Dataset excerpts
====

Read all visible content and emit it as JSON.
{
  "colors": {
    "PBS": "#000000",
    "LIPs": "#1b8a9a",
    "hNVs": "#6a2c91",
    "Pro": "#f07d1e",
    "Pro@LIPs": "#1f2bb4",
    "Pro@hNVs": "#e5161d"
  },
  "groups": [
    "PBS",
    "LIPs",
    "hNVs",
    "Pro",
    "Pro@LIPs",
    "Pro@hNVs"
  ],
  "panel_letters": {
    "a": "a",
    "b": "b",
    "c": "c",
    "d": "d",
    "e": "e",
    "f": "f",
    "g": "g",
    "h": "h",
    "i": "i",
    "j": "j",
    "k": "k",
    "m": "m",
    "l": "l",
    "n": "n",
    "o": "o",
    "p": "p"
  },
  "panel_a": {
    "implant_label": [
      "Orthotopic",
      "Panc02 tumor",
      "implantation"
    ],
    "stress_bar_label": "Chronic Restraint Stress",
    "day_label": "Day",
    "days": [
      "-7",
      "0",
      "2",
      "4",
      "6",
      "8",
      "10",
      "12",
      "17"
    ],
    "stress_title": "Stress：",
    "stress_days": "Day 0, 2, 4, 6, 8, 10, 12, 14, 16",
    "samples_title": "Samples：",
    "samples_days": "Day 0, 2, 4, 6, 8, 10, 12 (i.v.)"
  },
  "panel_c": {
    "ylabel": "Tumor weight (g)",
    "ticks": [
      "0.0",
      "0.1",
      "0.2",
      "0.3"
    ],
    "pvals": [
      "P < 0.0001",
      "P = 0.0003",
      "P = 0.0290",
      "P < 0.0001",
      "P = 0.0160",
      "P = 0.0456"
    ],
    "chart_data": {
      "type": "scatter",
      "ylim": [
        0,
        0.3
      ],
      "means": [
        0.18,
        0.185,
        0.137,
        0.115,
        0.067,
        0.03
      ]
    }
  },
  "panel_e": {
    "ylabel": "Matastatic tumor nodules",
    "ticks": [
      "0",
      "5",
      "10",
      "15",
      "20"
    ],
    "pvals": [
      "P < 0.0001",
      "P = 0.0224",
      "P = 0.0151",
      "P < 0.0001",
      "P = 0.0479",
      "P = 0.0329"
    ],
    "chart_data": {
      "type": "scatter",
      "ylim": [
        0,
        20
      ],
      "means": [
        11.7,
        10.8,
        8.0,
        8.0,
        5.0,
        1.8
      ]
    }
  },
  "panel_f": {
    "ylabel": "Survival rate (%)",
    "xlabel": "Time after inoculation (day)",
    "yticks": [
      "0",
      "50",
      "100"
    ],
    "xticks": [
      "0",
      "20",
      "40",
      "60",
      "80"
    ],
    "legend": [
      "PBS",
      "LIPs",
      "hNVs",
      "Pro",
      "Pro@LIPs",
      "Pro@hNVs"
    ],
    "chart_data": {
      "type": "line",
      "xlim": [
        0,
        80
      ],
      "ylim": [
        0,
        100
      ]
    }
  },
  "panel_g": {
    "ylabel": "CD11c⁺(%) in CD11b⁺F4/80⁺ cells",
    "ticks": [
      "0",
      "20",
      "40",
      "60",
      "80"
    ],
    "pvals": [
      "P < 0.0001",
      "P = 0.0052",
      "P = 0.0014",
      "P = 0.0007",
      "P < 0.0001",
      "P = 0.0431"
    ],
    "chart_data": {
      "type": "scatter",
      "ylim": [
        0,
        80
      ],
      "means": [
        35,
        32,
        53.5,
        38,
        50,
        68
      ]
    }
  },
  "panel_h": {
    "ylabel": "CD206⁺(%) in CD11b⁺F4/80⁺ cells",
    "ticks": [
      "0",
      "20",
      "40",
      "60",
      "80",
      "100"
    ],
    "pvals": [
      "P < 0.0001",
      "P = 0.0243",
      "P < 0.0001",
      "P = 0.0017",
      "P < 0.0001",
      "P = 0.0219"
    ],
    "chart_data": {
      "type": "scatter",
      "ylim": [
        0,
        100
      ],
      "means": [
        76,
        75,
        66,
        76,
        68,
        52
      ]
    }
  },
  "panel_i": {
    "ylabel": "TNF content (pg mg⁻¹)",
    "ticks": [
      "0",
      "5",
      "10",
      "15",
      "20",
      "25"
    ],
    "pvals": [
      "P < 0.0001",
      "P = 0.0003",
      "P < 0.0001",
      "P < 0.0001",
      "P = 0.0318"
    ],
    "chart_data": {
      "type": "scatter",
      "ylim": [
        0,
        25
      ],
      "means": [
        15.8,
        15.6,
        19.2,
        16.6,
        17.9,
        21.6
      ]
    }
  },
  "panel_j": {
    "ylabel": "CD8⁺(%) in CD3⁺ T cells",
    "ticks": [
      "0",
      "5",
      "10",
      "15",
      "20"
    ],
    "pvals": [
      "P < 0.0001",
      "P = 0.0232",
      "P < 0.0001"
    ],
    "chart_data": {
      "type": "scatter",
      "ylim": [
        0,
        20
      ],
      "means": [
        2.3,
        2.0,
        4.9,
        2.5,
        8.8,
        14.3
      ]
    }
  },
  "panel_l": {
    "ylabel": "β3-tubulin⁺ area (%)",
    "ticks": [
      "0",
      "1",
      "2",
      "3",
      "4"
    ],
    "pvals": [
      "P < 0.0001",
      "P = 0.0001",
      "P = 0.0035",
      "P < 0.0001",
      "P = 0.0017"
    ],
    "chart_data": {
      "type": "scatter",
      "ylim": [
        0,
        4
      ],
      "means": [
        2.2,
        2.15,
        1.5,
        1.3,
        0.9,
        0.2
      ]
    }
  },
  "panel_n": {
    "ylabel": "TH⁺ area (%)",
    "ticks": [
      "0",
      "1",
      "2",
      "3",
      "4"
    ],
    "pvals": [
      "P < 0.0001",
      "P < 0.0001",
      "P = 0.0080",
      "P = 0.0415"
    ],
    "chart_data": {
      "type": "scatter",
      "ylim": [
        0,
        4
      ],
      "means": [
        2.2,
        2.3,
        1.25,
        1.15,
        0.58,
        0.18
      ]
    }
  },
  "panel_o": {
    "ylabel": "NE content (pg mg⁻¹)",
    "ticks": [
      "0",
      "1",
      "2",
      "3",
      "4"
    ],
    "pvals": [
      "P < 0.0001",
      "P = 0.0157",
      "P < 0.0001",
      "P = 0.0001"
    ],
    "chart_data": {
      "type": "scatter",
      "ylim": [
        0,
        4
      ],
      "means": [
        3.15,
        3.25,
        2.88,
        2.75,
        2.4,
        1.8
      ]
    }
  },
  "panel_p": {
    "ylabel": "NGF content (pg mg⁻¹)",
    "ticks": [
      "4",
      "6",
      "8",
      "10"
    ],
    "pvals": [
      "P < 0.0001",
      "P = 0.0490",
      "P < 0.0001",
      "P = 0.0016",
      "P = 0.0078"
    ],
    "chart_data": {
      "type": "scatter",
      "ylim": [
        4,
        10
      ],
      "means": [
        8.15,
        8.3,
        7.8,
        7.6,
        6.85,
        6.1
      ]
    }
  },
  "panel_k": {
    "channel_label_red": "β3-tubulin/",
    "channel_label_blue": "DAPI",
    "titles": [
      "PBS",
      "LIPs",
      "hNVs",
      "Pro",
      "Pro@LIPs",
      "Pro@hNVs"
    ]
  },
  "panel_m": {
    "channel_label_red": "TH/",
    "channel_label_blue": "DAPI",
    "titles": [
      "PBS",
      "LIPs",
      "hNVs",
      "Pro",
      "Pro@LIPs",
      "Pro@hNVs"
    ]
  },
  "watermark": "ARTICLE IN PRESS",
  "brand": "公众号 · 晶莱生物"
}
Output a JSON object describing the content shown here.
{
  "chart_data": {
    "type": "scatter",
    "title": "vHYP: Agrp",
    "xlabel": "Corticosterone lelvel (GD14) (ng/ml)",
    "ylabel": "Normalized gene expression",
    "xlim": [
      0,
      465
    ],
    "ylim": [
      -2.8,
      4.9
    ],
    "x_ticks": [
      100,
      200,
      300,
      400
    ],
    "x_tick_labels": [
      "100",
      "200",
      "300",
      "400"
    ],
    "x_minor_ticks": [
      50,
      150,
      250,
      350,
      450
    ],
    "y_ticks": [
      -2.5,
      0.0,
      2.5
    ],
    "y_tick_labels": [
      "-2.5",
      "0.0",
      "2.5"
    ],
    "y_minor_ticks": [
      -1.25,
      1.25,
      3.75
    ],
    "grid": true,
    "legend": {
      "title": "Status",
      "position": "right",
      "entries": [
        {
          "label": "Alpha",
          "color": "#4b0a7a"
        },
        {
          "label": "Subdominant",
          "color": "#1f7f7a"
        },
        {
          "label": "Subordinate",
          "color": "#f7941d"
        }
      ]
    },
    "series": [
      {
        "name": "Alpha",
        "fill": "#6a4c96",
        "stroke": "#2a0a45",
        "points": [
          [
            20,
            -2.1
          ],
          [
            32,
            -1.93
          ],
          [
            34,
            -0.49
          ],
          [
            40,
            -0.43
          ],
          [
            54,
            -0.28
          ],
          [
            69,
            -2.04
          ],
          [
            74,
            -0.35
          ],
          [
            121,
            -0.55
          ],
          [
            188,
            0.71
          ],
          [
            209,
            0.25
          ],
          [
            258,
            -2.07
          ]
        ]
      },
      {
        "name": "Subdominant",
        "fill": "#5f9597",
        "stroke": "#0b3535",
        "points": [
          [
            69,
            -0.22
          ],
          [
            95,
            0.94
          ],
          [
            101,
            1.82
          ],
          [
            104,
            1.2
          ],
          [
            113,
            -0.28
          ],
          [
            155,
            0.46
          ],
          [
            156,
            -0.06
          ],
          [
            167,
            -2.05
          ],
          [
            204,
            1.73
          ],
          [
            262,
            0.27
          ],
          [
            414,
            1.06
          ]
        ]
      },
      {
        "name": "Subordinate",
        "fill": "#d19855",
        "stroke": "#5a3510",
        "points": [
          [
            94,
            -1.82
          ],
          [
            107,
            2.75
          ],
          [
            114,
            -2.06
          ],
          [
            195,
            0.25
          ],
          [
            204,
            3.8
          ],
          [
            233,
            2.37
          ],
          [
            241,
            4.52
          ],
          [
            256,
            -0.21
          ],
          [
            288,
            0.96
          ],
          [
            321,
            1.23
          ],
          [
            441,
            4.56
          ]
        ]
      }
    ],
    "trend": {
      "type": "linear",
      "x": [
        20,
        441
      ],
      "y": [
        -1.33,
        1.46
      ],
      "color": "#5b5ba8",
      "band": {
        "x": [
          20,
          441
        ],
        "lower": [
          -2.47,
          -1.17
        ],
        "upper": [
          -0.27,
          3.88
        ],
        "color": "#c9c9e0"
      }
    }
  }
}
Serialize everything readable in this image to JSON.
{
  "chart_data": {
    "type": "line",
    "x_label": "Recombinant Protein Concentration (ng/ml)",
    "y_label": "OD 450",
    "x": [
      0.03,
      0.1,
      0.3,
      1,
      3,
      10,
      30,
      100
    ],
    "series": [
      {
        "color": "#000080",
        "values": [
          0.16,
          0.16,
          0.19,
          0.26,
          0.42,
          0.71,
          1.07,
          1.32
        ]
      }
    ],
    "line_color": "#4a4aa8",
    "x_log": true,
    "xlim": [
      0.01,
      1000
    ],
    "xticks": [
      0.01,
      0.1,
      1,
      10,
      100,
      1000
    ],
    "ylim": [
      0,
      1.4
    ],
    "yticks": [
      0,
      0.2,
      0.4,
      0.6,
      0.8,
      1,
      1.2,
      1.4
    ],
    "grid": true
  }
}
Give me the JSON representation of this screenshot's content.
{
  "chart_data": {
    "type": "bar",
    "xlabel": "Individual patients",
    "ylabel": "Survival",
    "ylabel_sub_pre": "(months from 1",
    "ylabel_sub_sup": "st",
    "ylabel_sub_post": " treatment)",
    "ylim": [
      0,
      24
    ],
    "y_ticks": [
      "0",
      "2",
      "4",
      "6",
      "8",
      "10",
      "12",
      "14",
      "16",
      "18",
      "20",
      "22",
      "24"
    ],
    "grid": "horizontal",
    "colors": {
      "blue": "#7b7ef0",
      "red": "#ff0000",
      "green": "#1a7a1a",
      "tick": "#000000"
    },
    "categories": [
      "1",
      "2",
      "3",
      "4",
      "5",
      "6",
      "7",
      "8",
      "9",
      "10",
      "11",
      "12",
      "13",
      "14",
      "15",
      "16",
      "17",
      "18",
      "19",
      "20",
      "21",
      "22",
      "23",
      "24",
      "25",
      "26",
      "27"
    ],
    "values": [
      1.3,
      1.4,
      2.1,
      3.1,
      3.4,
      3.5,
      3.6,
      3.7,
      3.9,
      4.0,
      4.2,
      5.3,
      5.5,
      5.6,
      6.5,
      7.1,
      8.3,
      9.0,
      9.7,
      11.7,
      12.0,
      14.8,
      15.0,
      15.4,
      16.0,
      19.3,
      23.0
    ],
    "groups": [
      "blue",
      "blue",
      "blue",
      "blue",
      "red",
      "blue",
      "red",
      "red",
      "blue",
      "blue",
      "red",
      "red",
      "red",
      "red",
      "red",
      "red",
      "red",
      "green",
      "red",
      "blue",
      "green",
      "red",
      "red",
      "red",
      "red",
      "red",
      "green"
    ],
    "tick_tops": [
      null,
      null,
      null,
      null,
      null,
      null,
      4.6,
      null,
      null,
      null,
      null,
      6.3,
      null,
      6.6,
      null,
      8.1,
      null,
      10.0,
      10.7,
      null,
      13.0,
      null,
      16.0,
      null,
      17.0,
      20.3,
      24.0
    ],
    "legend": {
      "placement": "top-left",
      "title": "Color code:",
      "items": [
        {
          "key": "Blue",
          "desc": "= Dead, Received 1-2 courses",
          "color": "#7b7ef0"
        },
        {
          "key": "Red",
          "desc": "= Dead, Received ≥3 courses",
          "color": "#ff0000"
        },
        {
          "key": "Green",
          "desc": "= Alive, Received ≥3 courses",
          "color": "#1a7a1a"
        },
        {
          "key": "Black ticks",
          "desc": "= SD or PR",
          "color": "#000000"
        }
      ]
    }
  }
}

====

| Exercise objective |
For the records above, state how many lines contain "Subordinate", and nothing more.

| Response for this exercise |
2